[Extracted data entries]
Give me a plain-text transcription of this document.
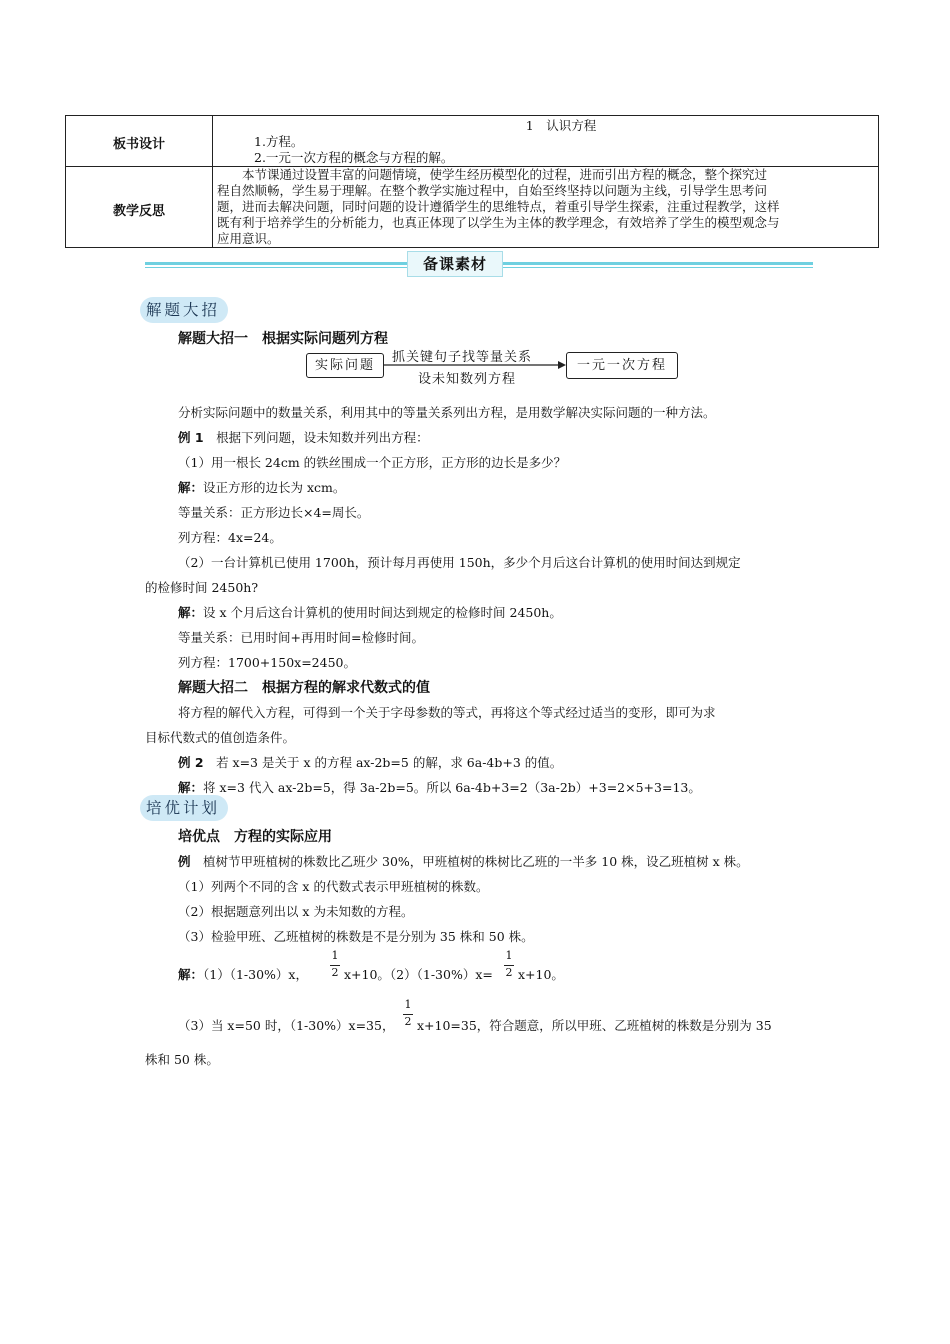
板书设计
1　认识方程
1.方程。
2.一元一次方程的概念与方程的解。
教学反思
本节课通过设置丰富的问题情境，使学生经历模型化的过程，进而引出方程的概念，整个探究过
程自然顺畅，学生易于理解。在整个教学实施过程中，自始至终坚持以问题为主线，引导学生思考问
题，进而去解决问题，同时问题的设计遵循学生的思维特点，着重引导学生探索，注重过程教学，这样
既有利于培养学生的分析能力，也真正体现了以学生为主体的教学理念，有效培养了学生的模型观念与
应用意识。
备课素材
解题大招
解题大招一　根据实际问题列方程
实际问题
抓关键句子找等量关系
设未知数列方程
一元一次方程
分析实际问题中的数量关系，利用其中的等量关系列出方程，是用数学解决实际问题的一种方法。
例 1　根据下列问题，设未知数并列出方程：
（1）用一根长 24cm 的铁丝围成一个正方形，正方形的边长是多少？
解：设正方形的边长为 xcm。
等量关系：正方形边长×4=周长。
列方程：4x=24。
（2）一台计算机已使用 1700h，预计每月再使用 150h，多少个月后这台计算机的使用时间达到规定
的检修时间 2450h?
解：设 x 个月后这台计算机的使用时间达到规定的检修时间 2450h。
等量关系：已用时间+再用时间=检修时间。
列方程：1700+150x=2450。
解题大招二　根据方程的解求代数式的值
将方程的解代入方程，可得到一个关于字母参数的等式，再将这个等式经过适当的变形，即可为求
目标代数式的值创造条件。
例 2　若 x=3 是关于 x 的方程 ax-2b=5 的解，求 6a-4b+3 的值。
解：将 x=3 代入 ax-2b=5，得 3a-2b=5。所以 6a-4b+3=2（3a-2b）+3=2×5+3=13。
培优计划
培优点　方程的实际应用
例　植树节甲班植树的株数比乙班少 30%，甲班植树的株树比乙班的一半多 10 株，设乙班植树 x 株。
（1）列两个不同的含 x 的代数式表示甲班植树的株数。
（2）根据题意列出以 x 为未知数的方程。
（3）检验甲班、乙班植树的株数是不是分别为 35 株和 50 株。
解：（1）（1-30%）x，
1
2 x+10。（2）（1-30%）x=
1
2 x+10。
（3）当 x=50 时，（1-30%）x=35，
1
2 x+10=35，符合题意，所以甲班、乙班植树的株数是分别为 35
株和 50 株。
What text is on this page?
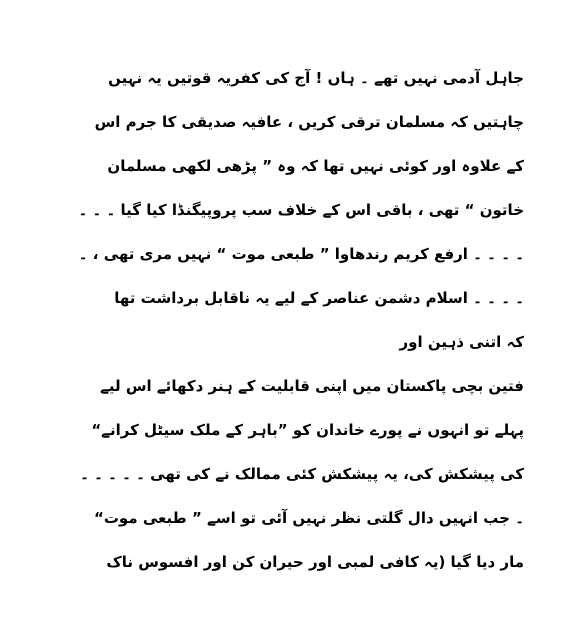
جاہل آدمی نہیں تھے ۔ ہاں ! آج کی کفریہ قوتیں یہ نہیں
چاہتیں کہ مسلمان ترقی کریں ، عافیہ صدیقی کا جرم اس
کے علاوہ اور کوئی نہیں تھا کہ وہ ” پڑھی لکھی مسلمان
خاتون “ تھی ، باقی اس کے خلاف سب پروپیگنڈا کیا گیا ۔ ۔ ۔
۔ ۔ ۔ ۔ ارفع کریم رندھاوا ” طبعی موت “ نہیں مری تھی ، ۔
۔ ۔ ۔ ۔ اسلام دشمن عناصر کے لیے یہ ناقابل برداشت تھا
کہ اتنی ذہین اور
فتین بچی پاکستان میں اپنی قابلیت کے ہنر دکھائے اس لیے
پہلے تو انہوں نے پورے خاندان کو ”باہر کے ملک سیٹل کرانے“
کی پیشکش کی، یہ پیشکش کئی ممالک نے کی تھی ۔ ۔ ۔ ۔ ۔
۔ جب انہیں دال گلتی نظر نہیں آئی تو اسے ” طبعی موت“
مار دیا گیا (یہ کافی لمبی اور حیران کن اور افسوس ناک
* * *
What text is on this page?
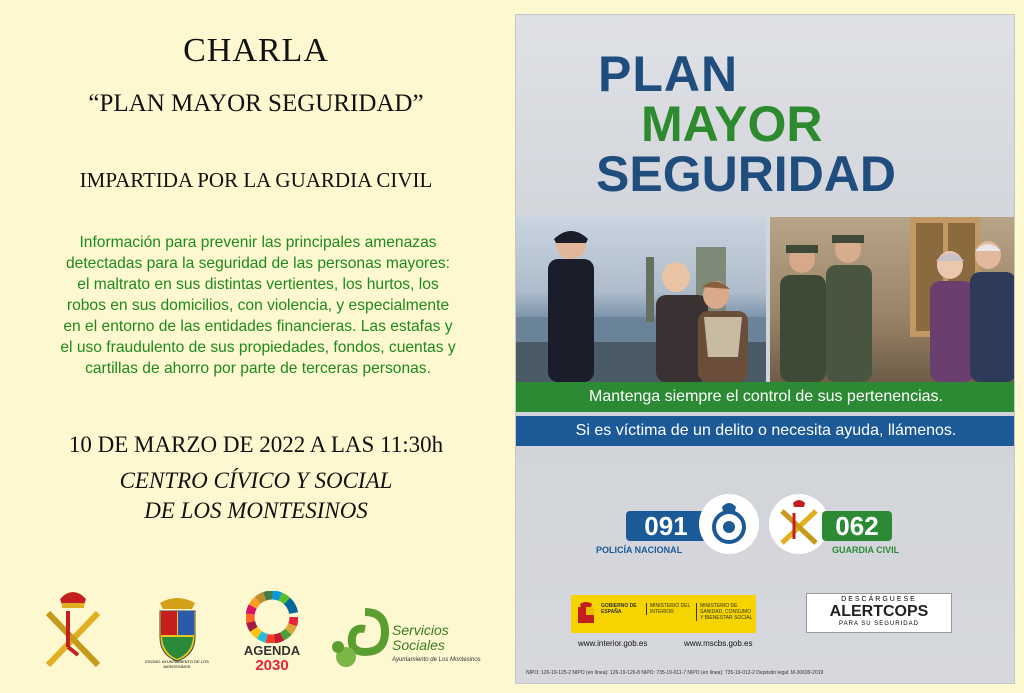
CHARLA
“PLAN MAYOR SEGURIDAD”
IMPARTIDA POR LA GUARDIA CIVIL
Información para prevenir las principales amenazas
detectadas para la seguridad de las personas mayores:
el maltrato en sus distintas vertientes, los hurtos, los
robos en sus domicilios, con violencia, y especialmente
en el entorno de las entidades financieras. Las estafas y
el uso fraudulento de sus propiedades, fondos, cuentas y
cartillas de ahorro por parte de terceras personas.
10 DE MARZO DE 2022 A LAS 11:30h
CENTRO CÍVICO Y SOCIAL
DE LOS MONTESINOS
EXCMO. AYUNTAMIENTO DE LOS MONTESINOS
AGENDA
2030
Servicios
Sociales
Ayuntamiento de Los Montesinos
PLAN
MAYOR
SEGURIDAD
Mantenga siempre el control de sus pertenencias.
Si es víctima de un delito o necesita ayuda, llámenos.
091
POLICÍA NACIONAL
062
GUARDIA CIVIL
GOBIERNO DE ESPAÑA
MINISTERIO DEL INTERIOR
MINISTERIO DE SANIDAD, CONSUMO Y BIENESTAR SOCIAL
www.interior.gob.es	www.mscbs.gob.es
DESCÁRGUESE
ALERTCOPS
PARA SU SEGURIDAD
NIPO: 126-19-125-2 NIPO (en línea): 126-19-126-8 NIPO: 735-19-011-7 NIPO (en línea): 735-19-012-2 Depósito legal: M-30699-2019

» Aim of the exercise
Read through the entries and copy every line that includes "نہیں".

» Exercise result
جاہل آدمی نہیں تھے ۔ ہاں ! آج کی کفریہ قوتیں یہ نہیں
کے علاوہ اور کوئی نہیں تھا کہ وہ ” پڑھی لکھی مسلمان
۔ ۔ ۔ ۔ ارفع کریم رندھاوا ” طبعی موت “ نہیں مری تھی ، ۔
۔ جب انہیں دال گلتی نظر نہیں آئی تو اسے ” طبعی موت“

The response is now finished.